§ **DO THIS**
Reproduce every entry that follows word for word, but omit the images.

§ **SUPPLIED RECORDS**
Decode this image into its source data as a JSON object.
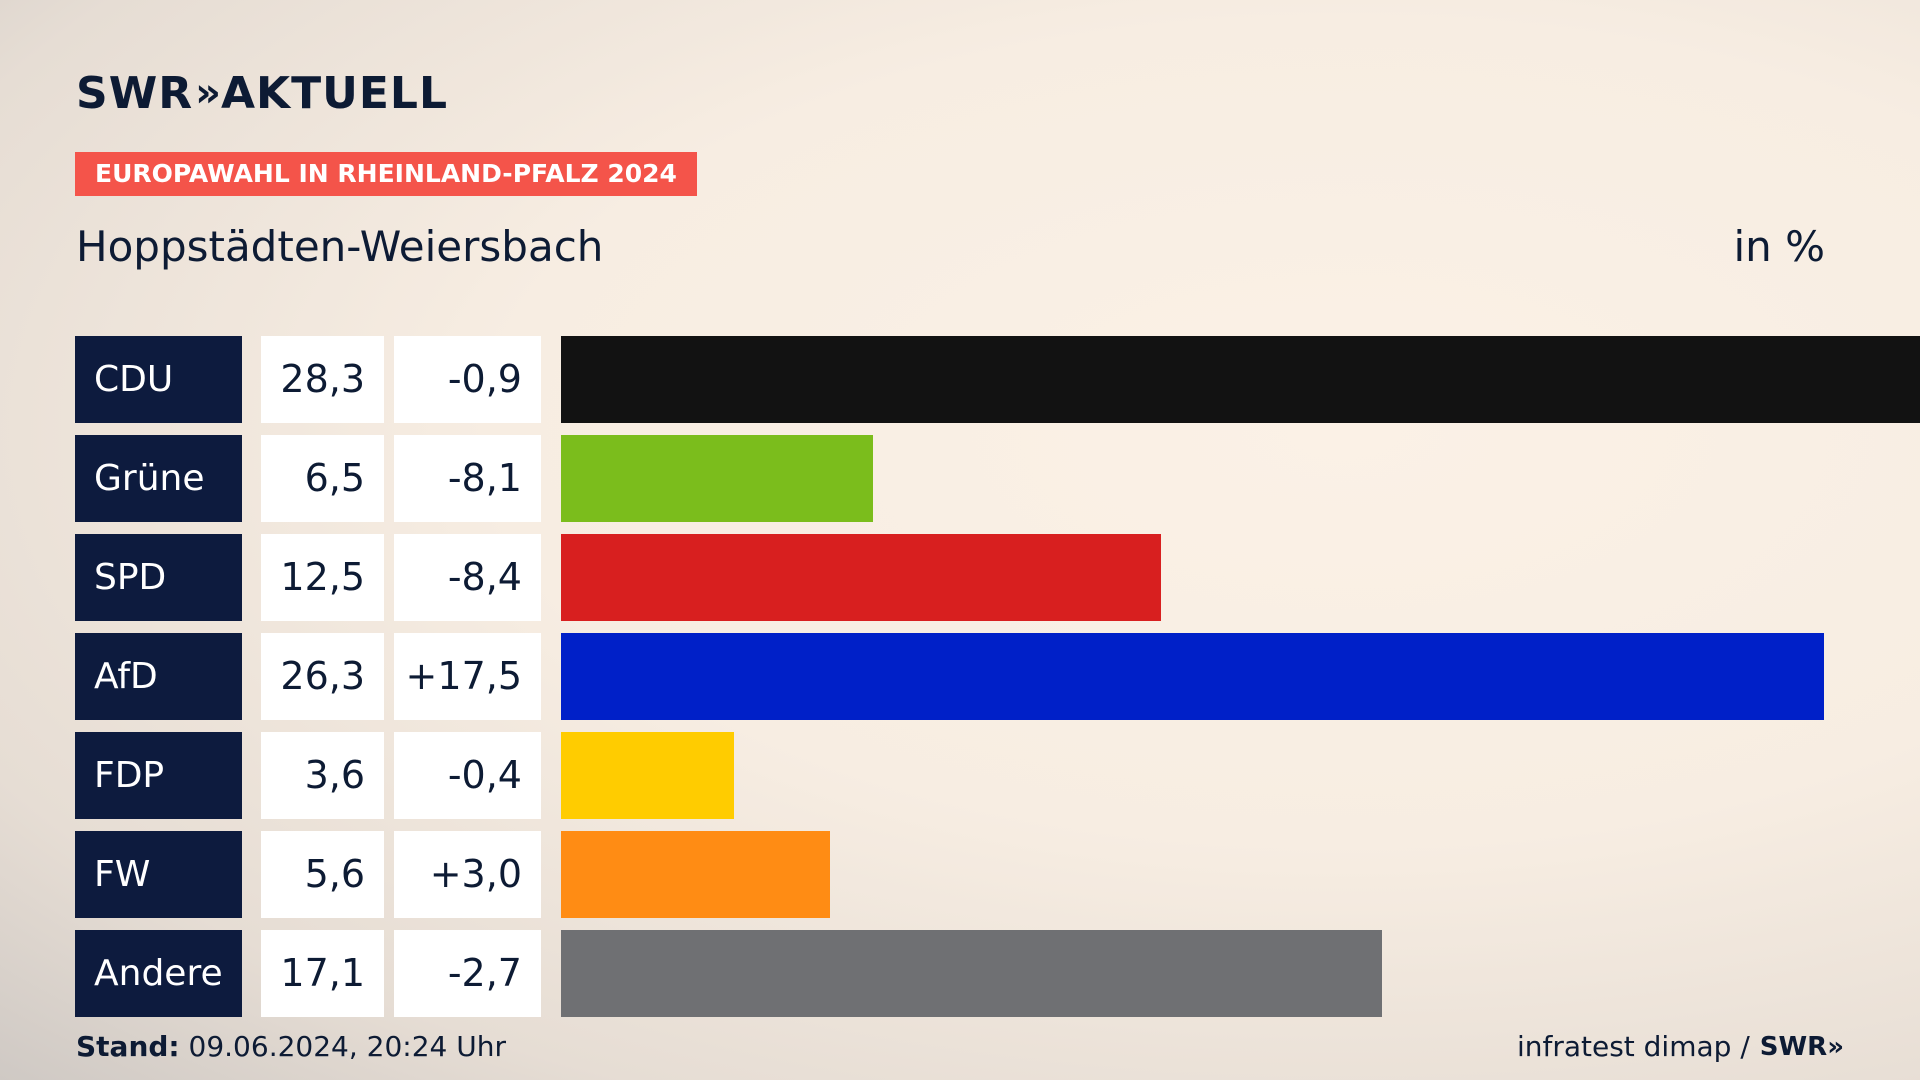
{
  "brand": {
    "logo_left": "SWR",
    "logo_chevrons": "»",
    "logo_right": "AKTUELL"
  },
  "header": {
    "tag": "EUROPAWAHL IN RHEINLAND-PFALZ 2024",
    "subtitle": "Hoppstädten-Weiersbach",
    "unit": "in %"
  },
  "footer": {
    "stand_label": "Stand:",
    "stand_value": "09.06.2024, 20:24 Uhr",
    "source": "infratest dimap /",
    "source_logo": "SWR»"
  },
  "chart_data": {
    "type": "bar",
    "categories": [
      "CDU",
      "Grüne",
      "SPD",
      "AfD",
      "FDP",
      "FW",
      "Andere"
    ],
    "values": [
      28.3,
      6.5,
      12.5,
      26.3,
      3.6,
      5.6,
      17.1
    ],
    "value_labels": [
      "28,3",
      "6,5",
      "12,5",
      "26,3",
      "3,6",
      "5,6",
      "17,1"
    ],
    "diff_labels": [
      "-0,9",
      "-8,1",
      "-8,4",
      "+17,5",
      "-0,4",
      "+3,0",
      "-2,7"
    ],
    "colors": [
      "#121212",
      "#7bbd1c",
      "#d81f1f",
      "#0020c8",
      "#ffcc00",
      "#ff8c14",
      "#6f7073"
    ],
    "orientation": "horizontal",
    "xlim": [
      0,
      28.3
    ]
  }
}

§ **COMPLETE RESPONSE**
Decode this image into its source data as a JSON object.
{
  "brand": {
    "logo_left": "SWR",
    "logo_chevrons": "»",
    "logo_right": "AKTUELL"
  },
  "header": {
    "tag": "EUROPAWAHL IN RHEINLAND-PFALZ 2024",
    "subtitle": "Hoppstädten-Weiersbach",
    "unit": "in %"
  },
  "footer": {
    "stand_label": "Stand:",
    "stand_value": "09.06.2024, 20:24 Uhr",
    "source": "infratest dimap /",
    "source_logo": "SWR»"
  },
  "chart_data": {
    "type": "bar",
    "categories": [
      "CDU",
      "Grüne",
      "SPD",
      "AfD",
      "FDP",
      "FW",
      "Andere"
    ],
    "values": [
      28.3,
      6.5,
      12.5,
      26.3,
      3.6,
      5.6,
      17.1
    ],
    "value_labels": [
      "28,3",
      "6,5",
      "12,5",
      "26,3",
      "3,6",
      "5,6",
      "17,1"
    ],
    "diff_labels": [
      "-0,9",
      "-8,1",
      "-8,4",
      "+17,5",
      "-0,4",
      "+3,0",
      "-2,7"
    ],
    "colors": [
      "#121212",
      "#7bbd1c",
      "#d81f1f",
      "#0020c8",
      "#ffcc00",
      "#ff8c14",
      "#6f7073"
    ],
    "orientation": "horizontal",
    "xlim": [
      0,
      28.3
    ]
  }
}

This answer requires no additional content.